◆ WHAT TO WORK ON: In the data below, find every line that has the string "战争时代", and copy it.

◆ EXTRACTED MATERIAL:

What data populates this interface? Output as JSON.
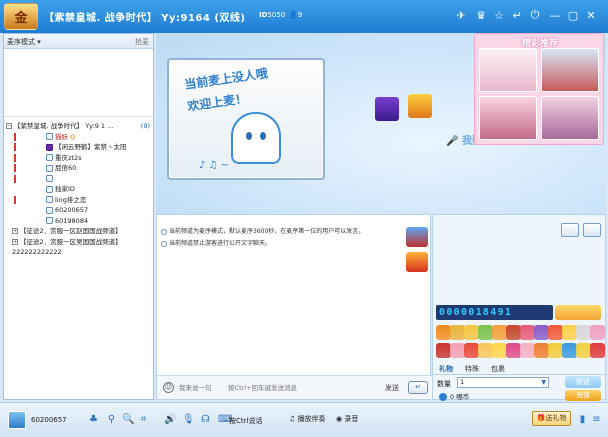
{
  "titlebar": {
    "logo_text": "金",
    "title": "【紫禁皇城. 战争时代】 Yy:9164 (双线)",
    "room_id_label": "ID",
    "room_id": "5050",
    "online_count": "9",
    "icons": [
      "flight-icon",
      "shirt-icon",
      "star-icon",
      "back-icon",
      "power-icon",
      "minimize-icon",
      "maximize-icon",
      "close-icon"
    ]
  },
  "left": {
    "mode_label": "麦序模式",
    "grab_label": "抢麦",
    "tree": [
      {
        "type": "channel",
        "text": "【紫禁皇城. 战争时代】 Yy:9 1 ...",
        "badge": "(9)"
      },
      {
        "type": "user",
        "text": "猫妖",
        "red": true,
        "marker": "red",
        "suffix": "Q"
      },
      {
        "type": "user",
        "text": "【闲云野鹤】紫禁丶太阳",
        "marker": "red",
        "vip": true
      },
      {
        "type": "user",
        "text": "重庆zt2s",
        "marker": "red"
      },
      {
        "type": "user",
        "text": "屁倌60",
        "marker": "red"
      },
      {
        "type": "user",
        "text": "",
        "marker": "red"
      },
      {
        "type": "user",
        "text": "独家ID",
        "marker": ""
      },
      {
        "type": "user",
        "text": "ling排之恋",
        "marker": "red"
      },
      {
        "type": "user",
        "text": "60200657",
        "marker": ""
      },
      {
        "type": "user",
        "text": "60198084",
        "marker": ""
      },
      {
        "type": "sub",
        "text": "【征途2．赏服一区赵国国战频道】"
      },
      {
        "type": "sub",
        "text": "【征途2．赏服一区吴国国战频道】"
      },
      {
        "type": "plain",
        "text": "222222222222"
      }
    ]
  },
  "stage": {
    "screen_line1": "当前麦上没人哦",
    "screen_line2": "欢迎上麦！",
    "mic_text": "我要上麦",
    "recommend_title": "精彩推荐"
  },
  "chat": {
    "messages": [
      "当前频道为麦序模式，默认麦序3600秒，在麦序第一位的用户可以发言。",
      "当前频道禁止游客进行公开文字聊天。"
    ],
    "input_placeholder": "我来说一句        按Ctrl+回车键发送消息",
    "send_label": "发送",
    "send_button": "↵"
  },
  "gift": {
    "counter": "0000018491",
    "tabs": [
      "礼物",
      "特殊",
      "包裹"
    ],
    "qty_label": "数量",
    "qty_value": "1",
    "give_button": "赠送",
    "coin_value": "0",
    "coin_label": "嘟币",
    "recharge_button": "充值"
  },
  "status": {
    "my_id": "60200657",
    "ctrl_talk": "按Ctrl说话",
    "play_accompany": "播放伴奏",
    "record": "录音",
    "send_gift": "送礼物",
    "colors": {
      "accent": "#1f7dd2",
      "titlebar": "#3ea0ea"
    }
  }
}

◆ ANSWER TO THE TASK:
    "title": "【紫禁皇城. 战争时代】 Yy:9164 (双线)",
        "text": "【紫禁皇城. 战争时代】 Yy:9 1 ...",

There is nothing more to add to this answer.